*Problem to solve*
In the text on Hitachi Content Platform, what is the only use of the SMTP protocol?

Hitachi Content Platform has an open architecture that insulates stored data from technology changes, as well as from changes in HCP itself due to product enhancements. This open architecture ensures that users will have access to the data long after it has been added to the repository. HCP acts as both a repository that can store customer data and an on-line portal that enables access to that data by means of several industry-standard interfaces. The HTTP/HTTPS, WebDAV, NFS, and CIFS protocols support various operations including storing data, creating directories, viewing directories and object data and metadata, modifying certain metadata, and deleting objects. These protocols can be used to access the data via a web browser, the HCP client tools, third-party applications, Windows Explorer, or native Windows or Unix tools. HCP allows special-purpose access to the repository through the SMTP protocol that is only used for storing email. For data backup and restore, HCP supports the NDMP protocol.

Summary of industry standard supported data protocols[edit]

  • HTTP/HTTPS
  • WebDAV
  • NFS
  • CIFS
  • SMTP
  • NDMP
  • SNMP

Multi-tenancy[edit]

Multi-tenancy support allows a single physical HCP instance to be partitioned into multiple namespaces, or logical partitions of the HCP cluster that serve as a collection of objects particular to a defined application. Each namespace has a private object store and set of independently configured attributes with respect to other namespaces. Namespaces provide segregation of data, while tenants – groupings of namespaces – provide segregation of management. Each tenant and its set of namespaces constitute a virtual HCP system that can be accessed and managed independently by users and applications. This HCP feature is essential in enterprise, cloud, and service provider environments.

Hitachi Content Platform has the concept of namespaces that reside within tenants. HCP supports all access protocols (HTTP/HTTPS, WebDAV, NFS, CIFS, SMTP, and NDMP) and data access requests can either be authentication or non-authenticated. HCP's unique Fixed Content File System (FCFS) supports enterprise-class provisioning for multiple applications. FCFS, also called HCP-FS (HCP File System), provides full access to repository objects by extending an application's native file system so it can access an object’s data and metadata.

Clients can use an HTTP-based REST interface to access a namespace within HCP. Representational State Transfer (REST) is a style of software architecture commonly used in client-server web applications and services. Using this interface, clients can perform actions such as writing objects to the namespace, viewing and retrieving objects, changing object metadata, writing, updating, and retrieving object custom-metadata (which is user defined metadata), and deleting objects. The namespace can be accessed programmatically with applications, interactively with a command-line tool using the REST API, or through a GUI interface using Namespace Browser web console.

*Dataset records*
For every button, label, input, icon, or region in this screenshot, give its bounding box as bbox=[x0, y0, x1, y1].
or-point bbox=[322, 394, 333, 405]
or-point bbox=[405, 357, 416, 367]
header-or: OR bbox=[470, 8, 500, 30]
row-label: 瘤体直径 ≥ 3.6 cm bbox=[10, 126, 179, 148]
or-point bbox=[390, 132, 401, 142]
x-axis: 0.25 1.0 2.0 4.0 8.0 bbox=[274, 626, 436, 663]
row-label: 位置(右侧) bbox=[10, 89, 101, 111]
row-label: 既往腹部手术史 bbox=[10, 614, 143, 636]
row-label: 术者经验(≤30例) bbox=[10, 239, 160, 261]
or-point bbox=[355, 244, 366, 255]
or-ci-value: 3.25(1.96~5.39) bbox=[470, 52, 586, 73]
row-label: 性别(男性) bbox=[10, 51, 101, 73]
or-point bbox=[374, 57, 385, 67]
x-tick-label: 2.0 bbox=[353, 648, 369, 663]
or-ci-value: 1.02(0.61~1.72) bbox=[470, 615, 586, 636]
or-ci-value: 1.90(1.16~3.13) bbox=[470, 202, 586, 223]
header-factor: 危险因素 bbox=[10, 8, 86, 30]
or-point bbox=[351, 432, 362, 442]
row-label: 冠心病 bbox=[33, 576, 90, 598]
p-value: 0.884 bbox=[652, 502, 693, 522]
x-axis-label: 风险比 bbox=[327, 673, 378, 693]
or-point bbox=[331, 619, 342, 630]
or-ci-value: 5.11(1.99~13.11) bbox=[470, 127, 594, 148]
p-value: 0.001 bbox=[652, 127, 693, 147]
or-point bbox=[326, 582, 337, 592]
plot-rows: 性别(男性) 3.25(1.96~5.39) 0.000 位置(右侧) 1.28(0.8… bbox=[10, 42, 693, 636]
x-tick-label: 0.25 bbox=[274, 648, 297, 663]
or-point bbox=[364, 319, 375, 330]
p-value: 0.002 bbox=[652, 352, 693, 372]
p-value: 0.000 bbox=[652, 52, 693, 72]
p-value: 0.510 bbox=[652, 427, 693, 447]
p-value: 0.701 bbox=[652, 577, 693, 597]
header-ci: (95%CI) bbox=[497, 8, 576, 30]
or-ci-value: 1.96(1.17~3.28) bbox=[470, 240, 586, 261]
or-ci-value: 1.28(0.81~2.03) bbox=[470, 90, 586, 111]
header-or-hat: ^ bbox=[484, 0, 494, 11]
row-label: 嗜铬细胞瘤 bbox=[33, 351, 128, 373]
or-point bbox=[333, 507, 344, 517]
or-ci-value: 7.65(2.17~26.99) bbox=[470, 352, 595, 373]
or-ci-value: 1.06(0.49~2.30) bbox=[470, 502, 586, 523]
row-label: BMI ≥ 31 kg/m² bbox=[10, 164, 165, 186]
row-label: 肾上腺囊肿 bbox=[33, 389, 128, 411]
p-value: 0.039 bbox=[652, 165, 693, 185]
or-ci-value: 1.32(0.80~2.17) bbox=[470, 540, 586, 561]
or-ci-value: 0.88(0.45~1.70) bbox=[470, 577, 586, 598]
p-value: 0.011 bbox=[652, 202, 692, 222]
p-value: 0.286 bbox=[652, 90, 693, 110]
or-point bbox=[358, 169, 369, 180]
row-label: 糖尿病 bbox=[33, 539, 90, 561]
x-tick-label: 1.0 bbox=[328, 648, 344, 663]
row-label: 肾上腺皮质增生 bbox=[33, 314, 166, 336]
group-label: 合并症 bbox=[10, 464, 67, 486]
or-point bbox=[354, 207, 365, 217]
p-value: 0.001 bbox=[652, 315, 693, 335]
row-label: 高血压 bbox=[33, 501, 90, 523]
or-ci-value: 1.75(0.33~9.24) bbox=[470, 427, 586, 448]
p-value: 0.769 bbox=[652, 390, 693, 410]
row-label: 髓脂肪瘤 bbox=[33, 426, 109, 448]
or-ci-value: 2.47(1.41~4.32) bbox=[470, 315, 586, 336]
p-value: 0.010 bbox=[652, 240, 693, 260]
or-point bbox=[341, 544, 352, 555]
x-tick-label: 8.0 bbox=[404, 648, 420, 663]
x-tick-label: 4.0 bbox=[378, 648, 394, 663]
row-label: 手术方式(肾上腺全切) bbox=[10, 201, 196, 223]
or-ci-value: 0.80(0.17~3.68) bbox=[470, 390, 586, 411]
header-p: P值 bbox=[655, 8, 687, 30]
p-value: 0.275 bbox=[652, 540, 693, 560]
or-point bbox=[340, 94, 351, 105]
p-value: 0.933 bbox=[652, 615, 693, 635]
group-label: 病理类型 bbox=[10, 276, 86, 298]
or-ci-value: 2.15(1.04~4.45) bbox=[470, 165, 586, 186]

*Full solution*
Storing email.